I like traps. What DM doesn't? I like pit traps especially. Ages ago I had the pleasure of having a number of my characters dies in Pit Traps. Since then I was hooked. I have had just about every iteration of pit traps and mechanical death filled dungeons possible (Funhouse Dungeon of Henewai?) but as my role playing matured I left the pit traps behind. Much to my unknowing dismay.
The party stumbled into the trapped area that was behind two sets of impossible to pick locked doors needing specific keys - and through the hallway with a score of zombies and a handful of ghouls and ghasts hiding within. The big pay off seemed to be two pieces of specific looking silver jewelry - under a 4 ton statue of a squat toad. And there were 6 rope wrapped pegs with a cryptic clue to decipher. And under the place where they would stand to pull the pegs was a pit trap with spikes and green slime. Damn, the only thing missing was a lever.
Adventurers are adventurers because they DO stupid things like this and take the risks - so they can get the big treasure. Otherwise they would just be inn keepers and blacksmiths and be content with their handful of silver a day.

_Given information_:
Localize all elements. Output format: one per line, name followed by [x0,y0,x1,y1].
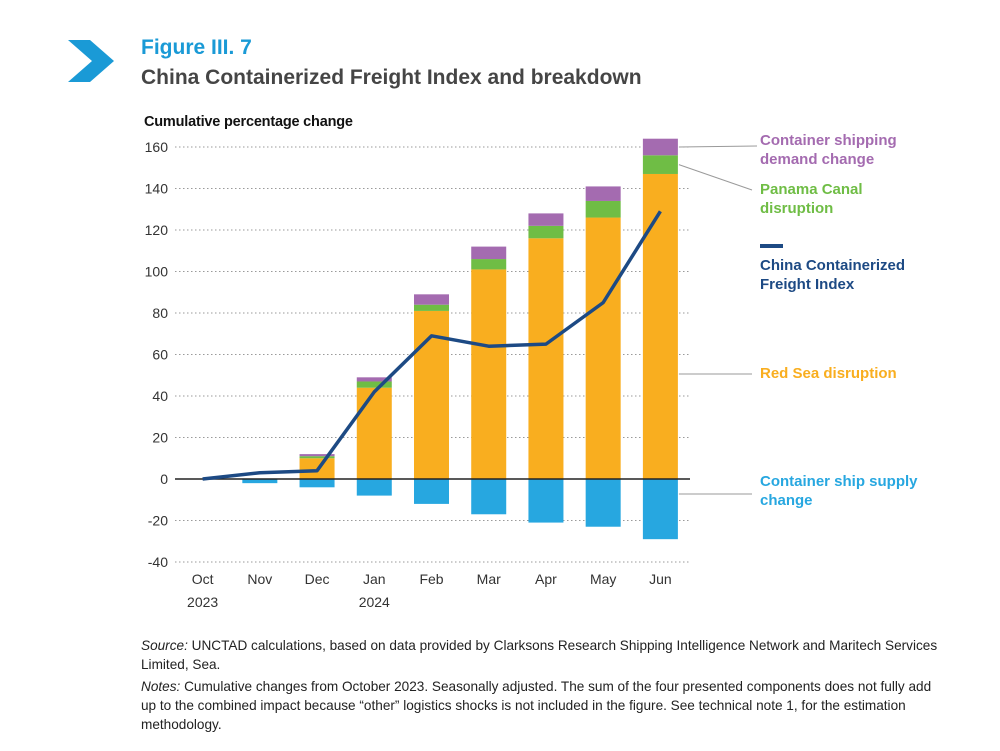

_Written problem_:
In the post about pit traps, what lay under the 4 ton statue of a squat toad?

_Full response_:
Two pieces of specific looking silver jewelry.